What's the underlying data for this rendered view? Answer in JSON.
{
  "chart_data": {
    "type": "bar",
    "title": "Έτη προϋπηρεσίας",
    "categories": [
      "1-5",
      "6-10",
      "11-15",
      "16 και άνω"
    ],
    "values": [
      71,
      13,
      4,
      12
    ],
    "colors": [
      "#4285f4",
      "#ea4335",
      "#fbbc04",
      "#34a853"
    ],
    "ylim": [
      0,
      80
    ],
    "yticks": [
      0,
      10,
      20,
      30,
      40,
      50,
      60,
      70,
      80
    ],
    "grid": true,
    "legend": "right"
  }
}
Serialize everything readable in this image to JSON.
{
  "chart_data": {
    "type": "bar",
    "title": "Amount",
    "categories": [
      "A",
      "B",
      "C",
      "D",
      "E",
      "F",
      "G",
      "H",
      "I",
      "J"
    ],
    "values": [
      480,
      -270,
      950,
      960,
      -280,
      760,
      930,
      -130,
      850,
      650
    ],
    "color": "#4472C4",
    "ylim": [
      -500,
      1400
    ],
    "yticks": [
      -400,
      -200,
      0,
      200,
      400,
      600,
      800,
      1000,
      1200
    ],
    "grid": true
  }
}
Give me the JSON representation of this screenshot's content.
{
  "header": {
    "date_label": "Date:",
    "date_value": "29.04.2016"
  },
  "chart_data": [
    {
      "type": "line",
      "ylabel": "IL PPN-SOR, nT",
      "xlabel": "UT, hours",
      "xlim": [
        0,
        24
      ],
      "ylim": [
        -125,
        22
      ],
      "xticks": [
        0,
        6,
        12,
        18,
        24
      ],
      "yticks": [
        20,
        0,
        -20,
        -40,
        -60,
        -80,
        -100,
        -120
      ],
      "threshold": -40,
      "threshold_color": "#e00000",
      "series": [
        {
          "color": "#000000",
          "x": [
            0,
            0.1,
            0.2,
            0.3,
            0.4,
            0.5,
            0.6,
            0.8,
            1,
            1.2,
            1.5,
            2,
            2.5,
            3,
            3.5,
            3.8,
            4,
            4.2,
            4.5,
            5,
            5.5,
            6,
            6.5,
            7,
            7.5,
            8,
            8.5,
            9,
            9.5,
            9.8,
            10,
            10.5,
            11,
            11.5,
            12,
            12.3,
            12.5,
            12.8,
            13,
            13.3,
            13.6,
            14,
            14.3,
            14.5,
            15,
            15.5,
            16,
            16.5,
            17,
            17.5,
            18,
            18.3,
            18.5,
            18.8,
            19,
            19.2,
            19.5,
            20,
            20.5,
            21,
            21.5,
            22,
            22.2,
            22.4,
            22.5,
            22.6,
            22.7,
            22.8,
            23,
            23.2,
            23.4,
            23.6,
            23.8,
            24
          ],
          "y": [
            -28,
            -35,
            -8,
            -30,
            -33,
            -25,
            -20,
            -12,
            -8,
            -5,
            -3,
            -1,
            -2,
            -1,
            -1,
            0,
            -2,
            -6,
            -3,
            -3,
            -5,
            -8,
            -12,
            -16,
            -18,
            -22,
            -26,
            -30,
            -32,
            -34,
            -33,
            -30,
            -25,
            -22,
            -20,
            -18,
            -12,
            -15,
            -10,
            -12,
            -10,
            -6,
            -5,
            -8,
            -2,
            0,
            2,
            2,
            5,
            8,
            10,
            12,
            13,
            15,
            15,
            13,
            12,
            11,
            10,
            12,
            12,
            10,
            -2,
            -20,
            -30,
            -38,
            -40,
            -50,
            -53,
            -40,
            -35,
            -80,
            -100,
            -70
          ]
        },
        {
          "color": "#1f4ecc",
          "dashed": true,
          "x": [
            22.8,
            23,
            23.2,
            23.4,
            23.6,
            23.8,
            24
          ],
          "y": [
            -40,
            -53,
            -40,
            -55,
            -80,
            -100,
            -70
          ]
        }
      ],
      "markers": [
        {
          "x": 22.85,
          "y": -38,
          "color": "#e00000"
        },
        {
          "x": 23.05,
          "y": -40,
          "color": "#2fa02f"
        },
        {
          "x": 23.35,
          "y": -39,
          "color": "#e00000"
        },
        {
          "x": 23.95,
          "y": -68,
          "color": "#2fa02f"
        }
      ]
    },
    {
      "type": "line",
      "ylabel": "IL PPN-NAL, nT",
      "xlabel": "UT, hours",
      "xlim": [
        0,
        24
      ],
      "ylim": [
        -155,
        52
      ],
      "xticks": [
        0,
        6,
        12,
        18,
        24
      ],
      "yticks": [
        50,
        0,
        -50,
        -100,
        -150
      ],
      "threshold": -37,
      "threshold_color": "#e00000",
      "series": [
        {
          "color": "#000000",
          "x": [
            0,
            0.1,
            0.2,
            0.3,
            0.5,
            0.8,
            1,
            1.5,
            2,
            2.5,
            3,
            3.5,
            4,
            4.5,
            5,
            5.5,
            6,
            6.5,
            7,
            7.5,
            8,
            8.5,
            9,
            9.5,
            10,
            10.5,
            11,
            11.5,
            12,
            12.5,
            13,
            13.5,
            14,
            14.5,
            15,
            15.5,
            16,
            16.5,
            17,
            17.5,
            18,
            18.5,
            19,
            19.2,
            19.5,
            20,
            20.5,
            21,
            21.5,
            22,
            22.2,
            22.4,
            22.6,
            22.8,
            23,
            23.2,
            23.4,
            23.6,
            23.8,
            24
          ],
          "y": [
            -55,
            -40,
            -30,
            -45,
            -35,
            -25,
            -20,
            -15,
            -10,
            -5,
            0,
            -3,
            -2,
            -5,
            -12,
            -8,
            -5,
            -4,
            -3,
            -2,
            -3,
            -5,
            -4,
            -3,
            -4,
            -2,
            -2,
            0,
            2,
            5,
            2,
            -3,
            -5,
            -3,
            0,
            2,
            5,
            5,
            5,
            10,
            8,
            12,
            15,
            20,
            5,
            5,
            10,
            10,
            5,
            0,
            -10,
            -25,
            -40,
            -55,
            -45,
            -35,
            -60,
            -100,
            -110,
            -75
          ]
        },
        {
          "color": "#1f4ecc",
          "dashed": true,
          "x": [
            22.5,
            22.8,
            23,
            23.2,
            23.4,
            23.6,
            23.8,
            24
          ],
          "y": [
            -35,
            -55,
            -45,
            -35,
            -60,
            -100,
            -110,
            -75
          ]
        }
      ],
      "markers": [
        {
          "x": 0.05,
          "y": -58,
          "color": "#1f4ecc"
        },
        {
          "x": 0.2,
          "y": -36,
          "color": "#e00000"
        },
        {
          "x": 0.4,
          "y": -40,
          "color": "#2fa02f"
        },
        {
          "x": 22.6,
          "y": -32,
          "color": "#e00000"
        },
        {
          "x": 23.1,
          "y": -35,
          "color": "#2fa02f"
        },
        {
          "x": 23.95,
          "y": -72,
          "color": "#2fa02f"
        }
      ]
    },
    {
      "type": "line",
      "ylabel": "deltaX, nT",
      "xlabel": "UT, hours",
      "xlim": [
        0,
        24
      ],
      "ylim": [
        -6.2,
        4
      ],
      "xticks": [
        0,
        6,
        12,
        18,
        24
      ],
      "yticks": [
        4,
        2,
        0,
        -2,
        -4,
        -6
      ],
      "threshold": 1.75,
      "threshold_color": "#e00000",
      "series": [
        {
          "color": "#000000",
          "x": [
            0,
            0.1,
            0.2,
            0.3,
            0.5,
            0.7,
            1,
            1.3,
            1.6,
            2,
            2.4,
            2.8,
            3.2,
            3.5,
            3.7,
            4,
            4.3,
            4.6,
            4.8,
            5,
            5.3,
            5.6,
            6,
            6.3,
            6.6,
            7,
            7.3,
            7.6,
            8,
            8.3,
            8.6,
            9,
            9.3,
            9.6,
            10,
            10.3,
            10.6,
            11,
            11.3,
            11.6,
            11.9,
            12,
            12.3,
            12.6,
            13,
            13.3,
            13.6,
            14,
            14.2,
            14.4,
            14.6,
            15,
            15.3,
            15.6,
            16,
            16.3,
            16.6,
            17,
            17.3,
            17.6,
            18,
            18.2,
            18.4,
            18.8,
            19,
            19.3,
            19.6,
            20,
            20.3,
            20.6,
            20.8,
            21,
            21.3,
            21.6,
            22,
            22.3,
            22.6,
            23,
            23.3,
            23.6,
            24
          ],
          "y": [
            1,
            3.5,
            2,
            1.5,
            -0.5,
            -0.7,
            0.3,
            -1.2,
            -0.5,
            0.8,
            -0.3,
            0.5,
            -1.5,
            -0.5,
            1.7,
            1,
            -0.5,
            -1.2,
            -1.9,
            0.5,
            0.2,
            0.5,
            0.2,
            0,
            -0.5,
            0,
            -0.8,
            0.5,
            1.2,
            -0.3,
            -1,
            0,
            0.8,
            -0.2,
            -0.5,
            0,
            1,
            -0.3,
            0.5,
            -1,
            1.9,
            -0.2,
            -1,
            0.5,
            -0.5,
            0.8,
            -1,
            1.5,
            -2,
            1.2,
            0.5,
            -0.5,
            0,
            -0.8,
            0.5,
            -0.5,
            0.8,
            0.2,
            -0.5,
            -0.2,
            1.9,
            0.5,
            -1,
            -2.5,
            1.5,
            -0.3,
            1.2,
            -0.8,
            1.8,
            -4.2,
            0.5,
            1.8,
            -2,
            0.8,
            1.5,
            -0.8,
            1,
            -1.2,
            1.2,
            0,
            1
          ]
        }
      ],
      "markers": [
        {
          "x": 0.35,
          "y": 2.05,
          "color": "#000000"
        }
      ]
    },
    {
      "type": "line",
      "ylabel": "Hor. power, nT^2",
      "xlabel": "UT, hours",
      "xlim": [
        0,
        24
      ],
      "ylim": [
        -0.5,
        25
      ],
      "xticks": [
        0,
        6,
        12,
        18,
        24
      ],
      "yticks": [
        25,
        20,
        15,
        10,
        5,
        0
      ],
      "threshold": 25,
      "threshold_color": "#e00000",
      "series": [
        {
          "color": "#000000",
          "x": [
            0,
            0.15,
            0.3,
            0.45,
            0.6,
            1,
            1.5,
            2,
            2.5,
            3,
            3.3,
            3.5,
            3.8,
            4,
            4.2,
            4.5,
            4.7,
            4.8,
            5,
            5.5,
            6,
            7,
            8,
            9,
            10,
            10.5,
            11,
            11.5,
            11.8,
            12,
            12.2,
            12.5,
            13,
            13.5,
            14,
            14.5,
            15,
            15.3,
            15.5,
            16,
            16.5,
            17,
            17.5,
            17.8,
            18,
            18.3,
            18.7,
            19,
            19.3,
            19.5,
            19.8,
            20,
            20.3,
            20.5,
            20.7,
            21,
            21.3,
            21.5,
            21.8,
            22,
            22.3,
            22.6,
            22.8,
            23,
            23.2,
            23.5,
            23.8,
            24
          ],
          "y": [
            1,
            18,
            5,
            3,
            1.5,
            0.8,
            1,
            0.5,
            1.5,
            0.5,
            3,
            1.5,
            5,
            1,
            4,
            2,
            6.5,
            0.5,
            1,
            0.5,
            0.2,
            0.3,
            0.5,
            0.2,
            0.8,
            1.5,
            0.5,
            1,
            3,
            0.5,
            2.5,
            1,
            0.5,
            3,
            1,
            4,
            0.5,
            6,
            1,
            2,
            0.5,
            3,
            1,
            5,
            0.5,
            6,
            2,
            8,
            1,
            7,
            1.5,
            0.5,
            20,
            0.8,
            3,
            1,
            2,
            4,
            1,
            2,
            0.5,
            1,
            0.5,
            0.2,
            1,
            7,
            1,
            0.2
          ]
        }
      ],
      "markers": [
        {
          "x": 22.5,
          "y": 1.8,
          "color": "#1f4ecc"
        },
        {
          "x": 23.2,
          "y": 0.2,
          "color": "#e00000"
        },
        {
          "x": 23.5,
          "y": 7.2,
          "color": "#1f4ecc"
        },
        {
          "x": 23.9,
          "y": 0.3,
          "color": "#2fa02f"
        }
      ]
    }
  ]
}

========================

> _Objective_
Look through the lines above and collect those with the word "JSON".

> _Written answer_
What's the underlying data for this rendered view? Answer in JSON.
Serialize everything readable in this image to JSON.
Give me the JSON representation of this screenshot's content.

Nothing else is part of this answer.